(Element and region data)
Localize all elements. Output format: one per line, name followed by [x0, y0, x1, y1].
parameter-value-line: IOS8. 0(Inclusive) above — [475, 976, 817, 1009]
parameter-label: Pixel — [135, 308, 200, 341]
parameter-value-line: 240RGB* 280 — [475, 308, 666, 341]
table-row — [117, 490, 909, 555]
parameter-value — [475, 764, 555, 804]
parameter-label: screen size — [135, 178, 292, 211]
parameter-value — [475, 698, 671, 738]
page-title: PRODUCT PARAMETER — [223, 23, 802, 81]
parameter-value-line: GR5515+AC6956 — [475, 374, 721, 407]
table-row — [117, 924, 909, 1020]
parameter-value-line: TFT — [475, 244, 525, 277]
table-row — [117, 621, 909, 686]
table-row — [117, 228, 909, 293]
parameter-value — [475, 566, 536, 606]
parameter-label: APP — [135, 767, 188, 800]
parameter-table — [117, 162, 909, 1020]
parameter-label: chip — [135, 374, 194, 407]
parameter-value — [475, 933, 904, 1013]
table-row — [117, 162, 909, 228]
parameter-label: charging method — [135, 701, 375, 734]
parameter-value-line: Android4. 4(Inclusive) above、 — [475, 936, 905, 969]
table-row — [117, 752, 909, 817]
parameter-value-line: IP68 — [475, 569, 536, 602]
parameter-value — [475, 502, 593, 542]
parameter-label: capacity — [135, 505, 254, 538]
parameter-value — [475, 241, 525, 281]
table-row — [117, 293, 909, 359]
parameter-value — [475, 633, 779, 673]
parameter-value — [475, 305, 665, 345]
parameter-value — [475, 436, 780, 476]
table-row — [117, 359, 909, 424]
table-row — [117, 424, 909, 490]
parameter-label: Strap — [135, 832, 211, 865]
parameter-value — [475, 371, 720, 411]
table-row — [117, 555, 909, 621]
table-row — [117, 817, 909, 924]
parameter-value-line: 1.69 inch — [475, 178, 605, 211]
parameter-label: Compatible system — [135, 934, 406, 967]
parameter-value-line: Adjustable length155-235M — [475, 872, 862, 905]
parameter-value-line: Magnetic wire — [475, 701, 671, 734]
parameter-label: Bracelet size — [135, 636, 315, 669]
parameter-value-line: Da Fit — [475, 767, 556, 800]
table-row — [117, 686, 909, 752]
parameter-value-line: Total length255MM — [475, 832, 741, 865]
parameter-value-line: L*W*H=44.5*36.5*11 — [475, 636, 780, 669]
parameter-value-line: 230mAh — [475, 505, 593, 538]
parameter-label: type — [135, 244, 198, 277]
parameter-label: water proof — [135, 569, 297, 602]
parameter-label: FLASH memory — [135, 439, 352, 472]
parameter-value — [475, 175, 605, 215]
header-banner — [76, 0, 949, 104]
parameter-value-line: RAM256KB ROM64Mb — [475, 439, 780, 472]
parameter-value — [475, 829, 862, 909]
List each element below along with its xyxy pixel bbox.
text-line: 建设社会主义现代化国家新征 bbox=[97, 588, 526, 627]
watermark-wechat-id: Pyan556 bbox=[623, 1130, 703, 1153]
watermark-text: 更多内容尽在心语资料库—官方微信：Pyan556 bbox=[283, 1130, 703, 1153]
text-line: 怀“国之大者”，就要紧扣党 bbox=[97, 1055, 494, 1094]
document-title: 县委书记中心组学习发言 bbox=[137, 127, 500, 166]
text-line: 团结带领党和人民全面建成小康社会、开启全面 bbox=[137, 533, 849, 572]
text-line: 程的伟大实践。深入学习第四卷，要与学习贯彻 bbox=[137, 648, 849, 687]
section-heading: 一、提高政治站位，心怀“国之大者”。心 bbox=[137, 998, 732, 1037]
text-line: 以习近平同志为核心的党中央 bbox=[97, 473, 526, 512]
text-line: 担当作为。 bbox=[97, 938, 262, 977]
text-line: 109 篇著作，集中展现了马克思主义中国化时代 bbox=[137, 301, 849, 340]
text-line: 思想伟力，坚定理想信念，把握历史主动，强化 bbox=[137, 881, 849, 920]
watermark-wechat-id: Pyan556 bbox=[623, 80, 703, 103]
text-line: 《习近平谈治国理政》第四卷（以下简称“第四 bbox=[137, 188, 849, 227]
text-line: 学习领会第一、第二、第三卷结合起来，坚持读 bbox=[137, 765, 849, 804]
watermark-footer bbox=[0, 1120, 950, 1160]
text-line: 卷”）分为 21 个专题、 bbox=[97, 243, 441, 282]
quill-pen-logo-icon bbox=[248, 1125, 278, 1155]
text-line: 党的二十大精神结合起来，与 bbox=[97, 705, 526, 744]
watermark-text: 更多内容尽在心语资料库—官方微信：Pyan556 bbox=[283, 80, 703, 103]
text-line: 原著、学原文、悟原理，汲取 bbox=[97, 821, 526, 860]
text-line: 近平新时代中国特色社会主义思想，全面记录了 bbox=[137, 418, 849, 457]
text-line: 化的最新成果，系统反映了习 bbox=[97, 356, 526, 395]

* Work instructions
Reproduce the material above word for word, keeping every line in its original order.

* Task output
Localize all elements. Output format: one per line, name followed by [x0, y0, x1, y1].
parameter-value-line: IOS8. 0(Inclusive) above — [475, 976, 817, 1009]
parameter-label: Pixel — [135, 308, 200, 341]
parameter-value-line: 240RGB* 280 — [475, 308, 666, 341]
table-row — [117, 490, 909, 555]
parameter-value — [475, 764, 555, 804]
parameter-label: screen size — [135, 178, 292, 211]
parameter-value — [475, 698, 671, 738]
page-title: PRODUCT PARAMETER — [223, 23, 802, 81]
parameter-value-line: GR5515+AC6956 — [475, 374, 721, 407]
table-row — [117, 924, 909, 1020]
parameter-value-line: TFT — [475, 244, 525, 277]
table-row — [117, 621, 909, 686]
table-row — [117, 228, 909, 293]
parameter-value — [475, 566, 536, 606]
parameter-label: APP — [135, 767, 188, 800]
parameter-table — [117, 162, 909, 1020]
parameter-label: chip — [135, 374, 194, 407]
parameter-value — [475, 933, 904, 1013]
table-row — [117, 162, 909, 228]
parameter-label: charging method — [135, 701, 375, 734]
parameter-value-line: Android4. 4(Inclusive) above、 — [475, 936, 905, 969]
table-row — [117, 752, 909, 817]
parameter-value-line: IP68 — [475, 569, 536, 602]
parameter-value — [475, 502, 593, 542]
parameter-label: capacity — [135, 505, 254, 538]
parameter-value — [475, 241, 525, 281]
table-row — [117, 293, 909, 359]
parameter-value — [475, 633, 779, 673]
parameter-value — [475, 305, 665, 345]
parameter-value — [475, 436, 780, 476]
table-row — [117, 359, 909, 424]
table-row — [117, 424, 909, 490]
parameter-label: Strap — [135, 832, 211, 865]
parameter-value — [475, 371, 720, 411]
table-row — [117, 555, 909, 621]
table-row — [117, 817, 909, 924]
parameter-value-line: 1.69 inch — [475, 178, 605, 211]
parameter-label: Compatible system — [135, 934, 406, 967]
parameter-value-line: Adjustable length155-235M — [475, 872, 862, 905]
parameter-value-line: Magnetic wire — [475, 701, 671, 734]
parameter-label: Bracelet size — [135, 636, 315, 669]
parameter-value-line: Da Fit — [475, 767, 556, 800]
table-row — [117, 686, 909, 752]
parameter-value-line: Total length255MM — [475, 832, 741, 865]
parameter-value-line: L*W*H=44.5*36.5*11 — [475, 636, 780, 669]
parameter-value-line: 230mAh — [475, 505, 593, 538]
parameter-label: type — [135, 244, 198, 277]
parameter-label: water proof — [135, 569, 297, 602]
parameter-label: FLASH memory — [135, 439, 352, 472]
parameter-value — [475, 175, 605, 215]
header-banner — [76, 0, 949, 104]
parameter-value-line: RAM256KB ROM64Mb — [475, 439, 780, 472]
parameter-value — [475, 829, 862, 909]
List each element below along with its xyxy pixel bbox.
text-line: 建设社会主义现代化国家新征 bbox=[97, 588, 526, 627]
watermark-wechat-id: Pyan556 bbox=[623, 1130, 703, 1153]
watermark-text: 更多内容尽在心语资料库—官方微信：Pyan556 bbox=[283, 1130, 703, 1153]
text-line: 怀“国之大者”，就要紧扣党 bbox=[97, 1055, 494, 1094]
document-title: 县委书记中心组学习发言 bbox=[137, 127, 500, 166]
text-line: 团结带领党和人民全面建成小康社会、开启全面 bbox=[137, 533, 849, 572]
text-line: 程的伟大实践。深入学习第四卷，要与学习贯彻 bbox=[137, 648, 849, 687]
section-heading: 一、提高政治站位，心怀“国之大者”。心 bbox=[137, 998, 732, 1037]
text-line: 以习近平同志为核心的党中央 bbox=[97, 473, 526, 512]
text-line: 担当作为。 bbox=[97, 938, 262, 977]
text-line: 109 篇著作，集中展现了马克思主义中国化时代 bbox=[137, 301, 849, 340]
text-line: 思想伟力，坚定理想信念，把握历史主动，强化 bbox=[137, 881, 849, 920]
watermark-wechat-id: Pyan556 bbox=[623, 80, 703, 103]
text-line: 《习近平谈治国理政》第四卷（以下简称“第四 bbox=[137, 188, 849, 227]
text-line: 学习领会第一、第二、第三卷结合起来，坚持读 bbox=[137, 765, 849, 804]
watermark-footer bbox=[0, 1120, 950, 1160]
text-line: 卷”）分为 21 个专题、 bbox=[97, 243, 441, 282]
quill-pen-logo-icon bbox=[248, 1125, 278, 1155]
text-line: 党的二十大精神结合起来，与 bbox=[97, 705, 526, 744]
watermark-text: 更多内容尽在心语资料库—官方微信：Pyan556 bbox=[283, 80, 703, 103]
text-line: 原著、学原文、悟原理，汲取 bbox=[97, 821, 526, 860]
text-line: 近平新时代中国特色社会主义思想，全面记录了 bbox=[137, 418, 849, 457]
text-line: 化的最新成果，系统反映了习 bbox=[97, 356, 526, 395]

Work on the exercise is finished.